> [Set problem]: Write out the whole of the material exactly.

-- Begin --

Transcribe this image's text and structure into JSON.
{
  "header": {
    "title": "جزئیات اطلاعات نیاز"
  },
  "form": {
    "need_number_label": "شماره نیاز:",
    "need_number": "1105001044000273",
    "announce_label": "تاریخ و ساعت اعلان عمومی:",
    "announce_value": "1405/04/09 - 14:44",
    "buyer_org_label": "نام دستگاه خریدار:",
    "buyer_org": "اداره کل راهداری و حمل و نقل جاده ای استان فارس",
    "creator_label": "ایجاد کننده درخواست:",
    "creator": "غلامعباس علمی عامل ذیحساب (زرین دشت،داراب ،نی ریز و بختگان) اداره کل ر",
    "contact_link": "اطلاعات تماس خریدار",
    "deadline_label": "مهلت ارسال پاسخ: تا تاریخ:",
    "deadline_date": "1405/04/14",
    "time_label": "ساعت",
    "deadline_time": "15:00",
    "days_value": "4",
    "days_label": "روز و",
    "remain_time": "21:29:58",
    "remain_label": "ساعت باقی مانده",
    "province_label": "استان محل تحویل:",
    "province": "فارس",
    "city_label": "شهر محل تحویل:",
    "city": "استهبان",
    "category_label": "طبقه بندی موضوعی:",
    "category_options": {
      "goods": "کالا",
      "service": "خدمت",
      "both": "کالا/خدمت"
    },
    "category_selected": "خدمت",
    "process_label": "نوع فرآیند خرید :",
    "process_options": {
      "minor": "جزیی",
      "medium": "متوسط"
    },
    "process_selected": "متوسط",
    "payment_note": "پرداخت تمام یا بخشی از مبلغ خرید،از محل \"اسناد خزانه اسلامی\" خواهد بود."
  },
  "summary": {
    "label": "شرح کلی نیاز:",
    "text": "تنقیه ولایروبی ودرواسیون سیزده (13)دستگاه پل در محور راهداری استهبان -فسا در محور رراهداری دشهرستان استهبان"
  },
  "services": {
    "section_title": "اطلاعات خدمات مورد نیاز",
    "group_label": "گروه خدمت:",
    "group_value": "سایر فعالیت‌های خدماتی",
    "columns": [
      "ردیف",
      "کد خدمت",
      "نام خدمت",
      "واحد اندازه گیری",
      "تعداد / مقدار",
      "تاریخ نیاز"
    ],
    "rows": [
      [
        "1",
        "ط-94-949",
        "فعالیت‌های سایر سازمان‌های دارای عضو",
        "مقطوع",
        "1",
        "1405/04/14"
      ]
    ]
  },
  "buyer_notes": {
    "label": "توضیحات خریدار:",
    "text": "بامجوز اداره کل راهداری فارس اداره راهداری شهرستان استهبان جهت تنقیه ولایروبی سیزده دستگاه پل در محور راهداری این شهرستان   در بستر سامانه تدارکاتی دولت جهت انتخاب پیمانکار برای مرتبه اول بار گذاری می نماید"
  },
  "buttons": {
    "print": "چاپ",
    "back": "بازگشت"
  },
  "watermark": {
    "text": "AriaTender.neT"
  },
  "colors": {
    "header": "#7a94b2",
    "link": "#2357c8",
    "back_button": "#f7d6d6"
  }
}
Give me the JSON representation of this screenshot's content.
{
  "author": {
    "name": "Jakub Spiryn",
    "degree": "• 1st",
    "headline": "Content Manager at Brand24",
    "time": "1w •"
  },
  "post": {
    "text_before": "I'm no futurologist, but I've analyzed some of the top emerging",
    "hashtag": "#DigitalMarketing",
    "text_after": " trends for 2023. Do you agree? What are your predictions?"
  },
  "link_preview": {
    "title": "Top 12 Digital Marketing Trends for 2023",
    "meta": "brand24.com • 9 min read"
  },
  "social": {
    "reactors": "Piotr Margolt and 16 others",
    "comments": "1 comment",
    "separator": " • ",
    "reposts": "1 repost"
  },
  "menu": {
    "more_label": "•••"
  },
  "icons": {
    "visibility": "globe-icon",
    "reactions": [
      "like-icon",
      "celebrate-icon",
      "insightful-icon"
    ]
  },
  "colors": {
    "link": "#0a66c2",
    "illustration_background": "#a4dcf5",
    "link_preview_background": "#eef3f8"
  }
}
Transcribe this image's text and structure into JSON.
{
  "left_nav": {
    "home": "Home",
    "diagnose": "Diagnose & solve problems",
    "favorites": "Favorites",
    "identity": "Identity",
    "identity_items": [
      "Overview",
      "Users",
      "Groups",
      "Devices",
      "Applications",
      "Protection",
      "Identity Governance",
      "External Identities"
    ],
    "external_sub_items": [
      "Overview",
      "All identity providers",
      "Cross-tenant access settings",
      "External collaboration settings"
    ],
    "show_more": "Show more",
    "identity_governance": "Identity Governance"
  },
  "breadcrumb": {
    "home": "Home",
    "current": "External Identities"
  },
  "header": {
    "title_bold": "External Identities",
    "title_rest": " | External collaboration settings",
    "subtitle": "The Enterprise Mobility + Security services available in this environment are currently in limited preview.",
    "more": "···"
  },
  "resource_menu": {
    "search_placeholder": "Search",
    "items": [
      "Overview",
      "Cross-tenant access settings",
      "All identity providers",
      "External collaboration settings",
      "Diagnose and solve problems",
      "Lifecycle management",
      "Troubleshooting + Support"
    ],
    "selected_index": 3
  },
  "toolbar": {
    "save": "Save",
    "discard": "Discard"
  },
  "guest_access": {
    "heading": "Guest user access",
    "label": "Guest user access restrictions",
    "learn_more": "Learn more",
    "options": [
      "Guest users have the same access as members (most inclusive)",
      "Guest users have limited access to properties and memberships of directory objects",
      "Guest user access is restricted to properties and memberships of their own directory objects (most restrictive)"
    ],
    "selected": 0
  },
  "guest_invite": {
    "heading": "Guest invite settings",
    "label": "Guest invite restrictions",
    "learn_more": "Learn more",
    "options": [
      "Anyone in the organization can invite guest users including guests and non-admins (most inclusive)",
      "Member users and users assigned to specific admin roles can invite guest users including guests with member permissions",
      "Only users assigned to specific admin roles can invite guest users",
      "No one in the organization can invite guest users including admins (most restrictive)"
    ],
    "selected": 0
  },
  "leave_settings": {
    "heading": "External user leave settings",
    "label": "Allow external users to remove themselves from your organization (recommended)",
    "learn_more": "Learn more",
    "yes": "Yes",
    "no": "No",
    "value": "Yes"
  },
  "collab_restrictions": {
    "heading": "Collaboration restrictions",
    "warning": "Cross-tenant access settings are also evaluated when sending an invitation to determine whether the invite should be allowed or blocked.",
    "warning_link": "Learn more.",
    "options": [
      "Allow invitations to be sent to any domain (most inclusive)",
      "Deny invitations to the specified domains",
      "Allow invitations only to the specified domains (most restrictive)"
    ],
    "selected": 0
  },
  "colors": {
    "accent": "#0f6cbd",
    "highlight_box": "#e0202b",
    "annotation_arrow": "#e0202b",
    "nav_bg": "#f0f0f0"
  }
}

-- End --

> [Final answer]:
Transcribe this image's text and structure into JSON.
{
  "header": {
    "title": "جزئیات اطلاعات نیاز"
  },
  "form": {
    "need_number_label": "شماره نیاز:",
    "need_number": "1105001044000273",
    "announce_label": "تاریخ و ساعت اعلان عمومی:",
    "announce_value": "1405/04/09 - 14:44",
    "buyer_org_label": "نام دستگاه خریدار:",
    "buyer_org": "اداره کل راهداری و حمل و نقل جاده ای استان فارس",
    "creator_label": "ایجاد کننده درخواست:",
    "creator": "غلامعباس علمی عامل ذیحساب (زرین دشت،داراب ،نی ریز و بختگان) اداره کل ر",
    "contact_link": "اطلاعات تماس خریدار",
    "deadline_label": "مهلت ارسال پاسخ: تا تاریخ:",
    "deadline_date": "1405/04/14",
    "time_label": "ساعت",
    "deadline_time": "15:00",
    "days_value": "4",
    "days_label": "روز و",
    "remain_time": "21:29:58",
    "remain_label": "ساعت باقی مانده",
    "province_label": "استان محل تحویل:",
    "province": "فارس",
    "city_label": "شهر محل تحویل:",
    "city": "استهبان",
    "category_label": "طبقه بندی موضوعی:",
    "category_options": {
      "goods": "کالا",
      "service": "خدمت",
      "both": "کالا/خدمت"
    },
    "category_selected": "خدمت",
    "process_label": "نوع فرآیند خرید :",
    "process_options": {
      "minor": "جزیی",
      "medium": "متوسط"
    },
    "process_selected": "متوسط",
    "payment_note": "پرداخت تمام یا بخشی از مبلغ خرید،از محل \"اسناد خزانه اسلامی\" خواهد بود."
  },
  "summary": {
    "label": "شرح کلی نیاز:",
    "text": "تنقیه ولایروبی ودرواسیون سیزده (13)دستگاه پل در محور راهداری استهبان -فسا در محور رراهداری دشهرستان استهبان"
  },
  "services": {
    "section_title": "اطلاعات خدمات مورد نیاز",
    "group_label": "گروه خدمت:",
    "group_value": "سایر فعالیت‌های خدماتی",
    "columns": [
      "ردیف",
      "کد خدمت",
      "نام خدمت",
      "واحد اندازه گیری",
      "تعداد / مقدار",
      "تاریخ نیاز"
    ],
    "rows": [
      [
        "1",
        "ط-94-949",
        "فعالیت‌های سایر سازمان‌های دارای عضو",
        "مقطوع",
        "1",
        "1405/04/14"
      ]
    ]
  },
  "buyer_notes": {
    "label": "توضیحات خریدار:",
    "text": "بامجوز اداره کل راهداری فارس اداره راهداری شهرستان استهبان جهت تنقیه ولایروبی سیزده دستگاه پل در محور راهداری این شهرستان   در بستر سامانه تدارکاتی دولت جهت انتخاب پیمانکار برای مرتبه اول بار گذاری می نماید"
  },
  "buttons": {
    "print": "چاپ",
    "back": "بازگشت"
  },
  "watermark": {
    "text": "AriaTender.neT"
  },
  "colors": {
    "header": "#7a94b2",
    "link": "#2357c8",
    "back_button": "#f7d6d6"
  }
}
Give me the JSON representation of this screenshot's content.
{
  "author": {
    "name": "Jakub Spiryn",
    "degree": "• 1st",
    "headline": "Content Manager at Brand24",
    "time": "1w •"
  },
  "post": {
    "text_before": "I'm no futurologist, but I've analyzed some of the top emerging",
    "hashtag": "#DigitalMarketing",
    "text_after": " trends for 2023. Do you agree? What are your predictions?"
  },
  "link_preview": {
    "title": "Top 12 Digital Marketing Trends for 2023",
    "meta": "brand24.com • 9 min read"
  },
  "social": {
    "reactors": "Piotr Margolt and 16 others",
    "comments": "1 comment",
    "separator": " • ",
    "reposts": "1 repost"
  },
  "menu": {
    "more_label": "•••"
  },
  "icons": {
    "visibility": "globe-icon",
    "reactions": [
      "like-icon",
      "celebrate-icon",
      "insightful-icon"
    ]
  },
  "colors": {
    "link": "#0a66c2",
    "illustration_background": "#a4dcf5",
    "link_preview_background": "#eef3f8"
  }
}
Transcribe this image's text and structure into JSON.
{
  "left_nav": {
    "home": "Home",
    "diagnose": "Diagnose & solve problems",
    "favorites": "Favorites",
    "identity": "Identity",
    "identity_items": [
      "Overview",
      "Users",
      "Groups",
      "Devices",
      "Applications",
      "Protection",
      "Identity Governance",
      "External Identities"
    ],
    "external_sub_items": [
      "Overview",
      "All identity providers",
      "Cross-tenant access settings",
      "External collaboration settings"
    ],
    "show_more": "Show more",
    "identity_governance": "Identity Governance"
  },
  "breadcrumb": {
    "home": "Home",
    "current": "External Identities"
  },
  "header": {
    "title_bold": "External Identities",
    "title_rest": " | External collaboration settings",
    "subtitle": "The Enterprise Mobility + Security services available in this environment are currently in limited preview.",
    "more": "···"
  },
  "resource_menu": {
    "search_placeholder": "Search",
    "items": [
      "Overview",
      "Cross-tenant access settings",
      "All identity providers",
      "External collaboration settings",
      "Diagnose and solve problems",
      "Lifecycle management",
      "Troubleshooting + Support"
    ],
    "selected_index": 3
  },
  "toolbar": {
    "save": "Save",
    "discard": "Discard"
  },
  "guest_access": {
    "heading": "Guest user access",
    "label": "Guest user access restrictions",
    "learn_more": "Learn more",
    "options": [
      "Guest users have the same access as members (most inclusive)",
      "Guest users have limited access to properties and memberships of directory objects",
      "Guest user access is restricted to properties and memberships of their own directory objects (most restrictive)"
    ],
    "selected": 0
  },
  "guest_invite": {
    "heading": "Guest invite settings",
    "label": "Guest invite restrictions",
    "learn_more": "Learn more",
    "options": [
      "Anyone in the organization can invite guest users including guests and non-admins (most inclusive)",
      "Member users and users assigned to specific admin roles can invite guest users including guests with member permissions",
      "Only users assigned to specific admin roles can invite guest users",
      "No one in the organization can invite guest users including admins (most restrictive)"
    ],
    "selected": 0
  },
  "leave_settings": {
    "heading": "External user leave settings",
    "label": "Allow external users to remove themselves from your organization (recommended)",
    "learn_more": "Learn more",
    "yes": "Yes",
    "no": "No",
    "value": "Yes"
  },
  "collab_restrictions": {
    "heading": "Collaboration restrictions",
    "warning": "Cross-tenant access settings are also evaluated when sending an invitation to determine whether the invite should be allowed or blocked.",
    "warning_link": "Learn more.",
    "options": [
      "Allow invitations to be sent to any domain (most inclusive)",
      "Deny invitations to the specified domains",
      "Allow invitations only to the specified domains (most restrictive)"
    ],
    "selected": 0
  },
  "colors": {
    "accent": "#0f6cbd",
    "highlight_box": "#e0202b",
    "annotation_arrow": "#e0202b",
    "nav_bg": "#f0f0f0"
  }
}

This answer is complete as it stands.